Dataset items:
»»

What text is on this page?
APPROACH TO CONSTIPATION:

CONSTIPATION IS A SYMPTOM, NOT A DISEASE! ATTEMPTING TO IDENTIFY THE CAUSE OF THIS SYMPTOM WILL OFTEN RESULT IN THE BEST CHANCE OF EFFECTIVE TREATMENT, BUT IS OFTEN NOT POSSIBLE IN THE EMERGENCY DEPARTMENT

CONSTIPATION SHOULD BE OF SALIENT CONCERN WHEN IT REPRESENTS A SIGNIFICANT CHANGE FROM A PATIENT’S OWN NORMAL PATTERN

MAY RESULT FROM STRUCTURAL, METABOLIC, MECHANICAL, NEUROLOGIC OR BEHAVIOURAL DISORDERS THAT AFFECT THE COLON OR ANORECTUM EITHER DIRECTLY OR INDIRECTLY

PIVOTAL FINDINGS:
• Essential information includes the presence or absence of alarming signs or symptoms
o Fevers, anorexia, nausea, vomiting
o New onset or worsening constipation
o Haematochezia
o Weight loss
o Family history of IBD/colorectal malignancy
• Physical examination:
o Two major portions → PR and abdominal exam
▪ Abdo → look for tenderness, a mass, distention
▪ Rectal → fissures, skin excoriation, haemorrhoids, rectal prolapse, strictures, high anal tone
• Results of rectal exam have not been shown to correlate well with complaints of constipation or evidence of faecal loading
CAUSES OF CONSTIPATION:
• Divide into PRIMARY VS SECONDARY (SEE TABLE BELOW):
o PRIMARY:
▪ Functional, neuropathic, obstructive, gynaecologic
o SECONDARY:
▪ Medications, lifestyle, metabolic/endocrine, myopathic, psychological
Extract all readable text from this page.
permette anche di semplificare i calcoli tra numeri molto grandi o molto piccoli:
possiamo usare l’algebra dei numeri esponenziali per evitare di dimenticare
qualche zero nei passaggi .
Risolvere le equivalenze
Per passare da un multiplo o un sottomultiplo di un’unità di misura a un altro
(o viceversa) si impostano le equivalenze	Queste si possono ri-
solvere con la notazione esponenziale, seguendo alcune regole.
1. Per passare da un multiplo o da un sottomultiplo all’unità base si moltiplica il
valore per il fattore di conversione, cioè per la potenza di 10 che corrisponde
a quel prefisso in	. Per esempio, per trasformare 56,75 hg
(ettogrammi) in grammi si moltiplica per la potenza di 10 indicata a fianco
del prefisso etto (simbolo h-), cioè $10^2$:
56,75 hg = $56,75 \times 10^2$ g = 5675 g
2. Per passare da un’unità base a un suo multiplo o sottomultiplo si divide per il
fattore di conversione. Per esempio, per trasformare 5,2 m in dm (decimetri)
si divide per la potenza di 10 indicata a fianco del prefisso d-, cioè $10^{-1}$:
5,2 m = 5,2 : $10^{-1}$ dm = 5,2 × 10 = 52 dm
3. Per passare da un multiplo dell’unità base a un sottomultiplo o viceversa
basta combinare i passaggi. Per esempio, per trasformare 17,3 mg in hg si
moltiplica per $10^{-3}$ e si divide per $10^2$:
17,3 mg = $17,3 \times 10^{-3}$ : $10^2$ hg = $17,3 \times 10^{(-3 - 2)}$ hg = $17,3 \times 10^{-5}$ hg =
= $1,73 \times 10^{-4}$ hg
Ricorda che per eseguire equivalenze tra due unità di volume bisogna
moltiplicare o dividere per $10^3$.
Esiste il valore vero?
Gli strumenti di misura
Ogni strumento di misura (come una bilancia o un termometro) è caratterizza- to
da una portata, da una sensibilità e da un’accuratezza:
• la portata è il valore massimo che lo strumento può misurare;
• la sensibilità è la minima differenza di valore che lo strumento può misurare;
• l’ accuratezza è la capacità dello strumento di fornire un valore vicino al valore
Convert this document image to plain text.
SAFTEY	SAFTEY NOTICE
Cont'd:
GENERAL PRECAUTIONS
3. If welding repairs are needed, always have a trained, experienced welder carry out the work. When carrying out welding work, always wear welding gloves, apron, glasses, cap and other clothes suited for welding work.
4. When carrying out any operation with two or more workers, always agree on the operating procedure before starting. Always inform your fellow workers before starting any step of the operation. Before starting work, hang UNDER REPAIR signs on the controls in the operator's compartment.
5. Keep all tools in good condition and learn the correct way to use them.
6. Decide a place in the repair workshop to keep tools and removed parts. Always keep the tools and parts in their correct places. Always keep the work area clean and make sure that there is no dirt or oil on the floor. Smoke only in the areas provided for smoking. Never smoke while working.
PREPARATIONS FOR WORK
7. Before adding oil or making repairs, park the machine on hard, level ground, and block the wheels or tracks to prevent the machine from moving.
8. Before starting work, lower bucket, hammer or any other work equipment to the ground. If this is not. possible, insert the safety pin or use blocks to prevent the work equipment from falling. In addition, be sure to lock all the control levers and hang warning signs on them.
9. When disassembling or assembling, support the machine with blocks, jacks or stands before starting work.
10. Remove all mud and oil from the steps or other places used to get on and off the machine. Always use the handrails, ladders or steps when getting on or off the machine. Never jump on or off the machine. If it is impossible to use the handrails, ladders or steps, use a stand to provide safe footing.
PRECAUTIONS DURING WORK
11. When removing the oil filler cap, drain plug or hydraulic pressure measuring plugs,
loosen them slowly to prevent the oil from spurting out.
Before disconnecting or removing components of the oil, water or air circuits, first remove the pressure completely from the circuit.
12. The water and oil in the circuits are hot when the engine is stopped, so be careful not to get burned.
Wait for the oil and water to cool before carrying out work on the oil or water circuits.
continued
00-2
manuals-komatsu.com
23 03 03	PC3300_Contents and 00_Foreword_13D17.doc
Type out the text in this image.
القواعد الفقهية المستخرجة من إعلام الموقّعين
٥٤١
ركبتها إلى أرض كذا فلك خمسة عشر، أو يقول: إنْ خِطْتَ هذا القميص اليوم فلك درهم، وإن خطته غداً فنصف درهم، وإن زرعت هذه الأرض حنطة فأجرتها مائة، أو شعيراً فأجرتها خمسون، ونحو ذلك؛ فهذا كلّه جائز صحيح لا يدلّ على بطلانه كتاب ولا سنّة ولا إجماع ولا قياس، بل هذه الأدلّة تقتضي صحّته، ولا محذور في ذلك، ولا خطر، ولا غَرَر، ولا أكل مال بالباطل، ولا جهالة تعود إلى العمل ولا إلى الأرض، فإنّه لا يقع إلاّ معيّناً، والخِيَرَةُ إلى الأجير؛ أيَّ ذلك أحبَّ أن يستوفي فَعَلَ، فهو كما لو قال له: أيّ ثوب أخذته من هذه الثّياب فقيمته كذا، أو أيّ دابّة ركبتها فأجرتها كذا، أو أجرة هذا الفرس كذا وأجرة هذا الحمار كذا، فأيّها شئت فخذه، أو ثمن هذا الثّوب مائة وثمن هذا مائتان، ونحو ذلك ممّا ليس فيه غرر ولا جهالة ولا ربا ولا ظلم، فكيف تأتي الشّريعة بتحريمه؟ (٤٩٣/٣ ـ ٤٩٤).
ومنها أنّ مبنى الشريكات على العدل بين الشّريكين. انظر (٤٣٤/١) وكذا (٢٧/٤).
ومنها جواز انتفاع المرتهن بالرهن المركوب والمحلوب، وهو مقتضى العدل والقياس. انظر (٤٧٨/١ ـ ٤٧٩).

««

> **Requirement**
Return every line from the records above that holds the word "multiplo".

> **Task response**
Per passare da un multiplo o un sottomultiplo di un’unità di misura a un altro
1. Per passare da un multiplo o da un sottomultiplo all’unità base si moltiplica il
2. Per passare da un’unità base a un suo multiplo o sottomultiplo si divide per il
3. Per passare da un multiplo dell’unità base a un sottomultiplo o viceversa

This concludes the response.